Objective: All of the data below must be repeated exactly.

Collected data
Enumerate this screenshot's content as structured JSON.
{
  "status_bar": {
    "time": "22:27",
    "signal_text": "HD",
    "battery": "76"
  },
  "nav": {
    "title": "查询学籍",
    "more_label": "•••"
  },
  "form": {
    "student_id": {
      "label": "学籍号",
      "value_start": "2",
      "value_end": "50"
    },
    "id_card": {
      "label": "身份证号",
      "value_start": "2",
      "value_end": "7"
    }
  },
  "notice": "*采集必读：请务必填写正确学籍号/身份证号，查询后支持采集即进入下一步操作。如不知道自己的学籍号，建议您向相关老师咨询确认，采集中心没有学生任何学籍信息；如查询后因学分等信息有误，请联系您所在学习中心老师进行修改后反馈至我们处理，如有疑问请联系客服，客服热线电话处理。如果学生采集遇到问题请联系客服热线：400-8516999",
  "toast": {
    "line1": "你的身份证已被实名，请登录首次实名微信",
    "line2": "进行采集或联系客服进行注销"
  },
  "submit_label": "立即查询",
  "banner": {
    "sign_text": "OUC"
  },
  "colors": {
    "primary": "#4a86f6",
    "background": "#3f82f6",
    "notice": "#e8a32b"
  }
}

Answer to the problem:
Enumerate this screenshot's content as structured JSON.
{
  "status_bar": {
    "time": "22:27",
    "signal_text": "HD",
    "battery": "76"
  },
  "nav": {
    "title": "查询学籍",
    "more_label": "•••"
  },
  "form": {
    "student_id": {
      "label": "学籍号",
      "value_start": "2",
      "value_end": "50"
    },
    "id_card": {
      "label": "身份证号",
      "value_start": "2",
      "value_end": "7"
    }
  },
  "notice": "*采集必读：请务必填写正确学籍号/身份证号，查询后支持采集即进入下一步操作。如不知道自己的学籍号，建议您向相关老师咨询确认，采集中心没有学生任何学籍信息；如查询后因学分等信息有误，请联系您所在学习中心老师进行修改后反馈至我们处理，如有疑问请联系客服，客服热线电话处理。如果学生采集遇到问题请联系客服热线：400-8516999",
  "toast": {
    "line1": "你的身份证已被实名，请登录首次实名微信",
    "line2": "进行采集或联系客服进行注销"
  },
  "submit_label": "立即查询",
  "banner": {
    "sign_text": "OUC"
  },
  "colors": {
    "primary": "#4a86f6",
    "background": "#3f82f6",
    "notice": "#e8a32b"
  }
}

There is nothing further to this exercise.